*Stated task*. Repeat the full listing, word for word.

*Material to process*.
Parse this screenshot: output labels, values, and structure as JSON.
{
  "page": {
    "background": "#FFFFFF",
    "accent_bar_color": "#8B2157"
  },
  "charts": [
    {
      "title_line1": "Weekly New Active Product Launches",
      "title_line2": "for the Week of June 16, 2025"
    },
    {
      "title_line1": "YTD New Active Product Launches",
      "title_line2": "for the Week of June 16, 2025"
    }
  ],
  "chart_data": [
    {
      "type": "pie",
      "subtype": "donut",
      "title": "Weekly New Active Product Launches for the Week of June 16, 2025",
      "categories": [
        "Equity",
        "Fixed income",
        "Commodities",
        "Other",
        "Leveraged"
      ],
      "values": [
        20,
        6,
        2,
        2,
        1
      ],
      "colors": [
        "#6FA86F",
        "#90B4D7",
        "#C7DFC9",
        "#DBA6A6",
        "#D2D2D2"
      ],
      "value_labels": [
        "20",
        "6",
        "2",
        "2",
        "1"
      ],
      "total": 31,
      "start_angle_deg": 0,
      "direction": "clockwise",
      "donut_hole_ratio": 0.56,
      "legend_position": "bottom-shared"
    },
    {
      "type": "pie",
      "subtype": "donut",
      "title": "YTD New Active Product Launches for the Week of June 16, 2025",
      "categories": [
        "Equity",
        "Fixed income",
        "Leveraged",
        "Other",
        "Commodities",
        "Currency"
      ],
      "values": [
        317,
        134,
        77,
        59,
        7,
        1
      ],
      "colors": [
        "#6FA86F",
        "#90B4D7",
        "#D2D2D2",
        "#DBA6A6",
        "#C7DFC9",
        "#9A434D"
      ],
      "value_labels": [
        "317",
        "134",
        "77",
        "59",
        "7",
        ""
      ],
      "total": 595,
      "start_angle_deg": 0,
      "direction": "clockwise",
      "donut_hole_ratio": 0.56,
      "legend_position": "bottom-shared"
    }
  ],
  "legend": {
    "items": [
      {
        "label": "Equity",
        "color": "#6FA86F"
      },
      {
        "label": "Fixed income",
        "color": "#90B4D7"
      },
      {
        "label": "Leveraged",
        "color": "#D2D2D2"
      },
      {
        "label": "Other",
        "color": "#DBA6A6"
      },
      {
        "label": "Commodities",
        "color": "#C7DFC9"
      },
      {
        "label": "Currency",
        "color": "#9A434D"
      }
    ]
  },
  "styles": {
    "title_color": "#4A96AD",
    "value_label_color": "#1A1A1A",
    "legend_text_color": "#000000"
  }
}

*The completed task*.
Parse this screenshot: output labels, values, and structure as JSON.
{
  "page": {
    "background": "#FFFFFF",
    "accent_bar_color": "#8B2157"
  },
  "charts": [
    {
      "title_line1": "Weekly New Active Product Launches",
      "title_line2": "for the Week of June 16, 2025"
    },
    {
      "title_line1": "YTD New Active Product Launches",
      "title_line2": "for the Week of June 16, 2025"
    }
  ],
  "chart_data": [
    {
      "type": "pie",
      "subtype": "donut",
      "title": "Weekly New Active Product Launches for the Week of June 16, 2025",
      "categories": [
        "Equity",
        "Fixed income",
        "Commodities",
        "Other",
        "Leveraged"
      ],
      "values": [
        20,
        6,
        2,
        2,
        1
      ],
      "colors": [
        "#6FA86F",
        "#90B4D7",
        "#C7DFC9",
        "#DBA6A6",
        "#D2D2D2"
      ],
      "value_labels": [
        "20",
        "6",
        "2",
        "2",
        "1"
      ],
      "total": 31,
      "start_angle_deg": 0,
      "direction": "clockwise",
      "donut_hole_ratio": 0.56,
      "legend_position": "bottom-shared"
    },
    {
      "type": "pie",
      "subtype": "donut",
      "title": "YTD New Active Product Launches for the Week of June 16, 2025",
      "categories": [
        "Equity",
        "Fixed income",
        "Leveraged",
        "Other",
        "Commodities",
        "Currency"
      ],
      "values": [
        317,
        134,
        77,
        59,
        7,
        1
      ],
      "colors": [
        "#6FA86F",
        "#90B4D7",
        "#D2D2D2",
        "#DBA6A6",
        "#C7DFC9",
        "#9A434D"
      ],
      "value_labels": [
        "317",
        "134",
        "77",
        "59",
        "7",
        ""
      ],
      "total": 595,
      "start_angle_deg": 0,
      "direction": "clockwise",
      "donut_hole_ratio": 0.56,
      "legend_position": "bottom-shared"
    }
  ],
  "legend": {
    "items": [
      {
        "label": "Equity",
        "color": "#6FA86F"
      },
      {
        "label": "Fixed income",
        "color": "#90B4D7"
      },
      {
        "label": "Leveraged",
        "color": "#D2D2D2"
      },
      {
        "label": "Other",
        "color": "#DBA6A6"
      },
      {
        "label": "Commodities",
        "color": "#C7DFC9"
      },
      {
        "label": "Currency",
        "color": "#9A434D"
      }
    ]
  },
  "styles": {
    "title_color": "#4A96AD",
    "value_label_color": "#1A1A1A",
    "legend_text_color": "#000000"
  }
}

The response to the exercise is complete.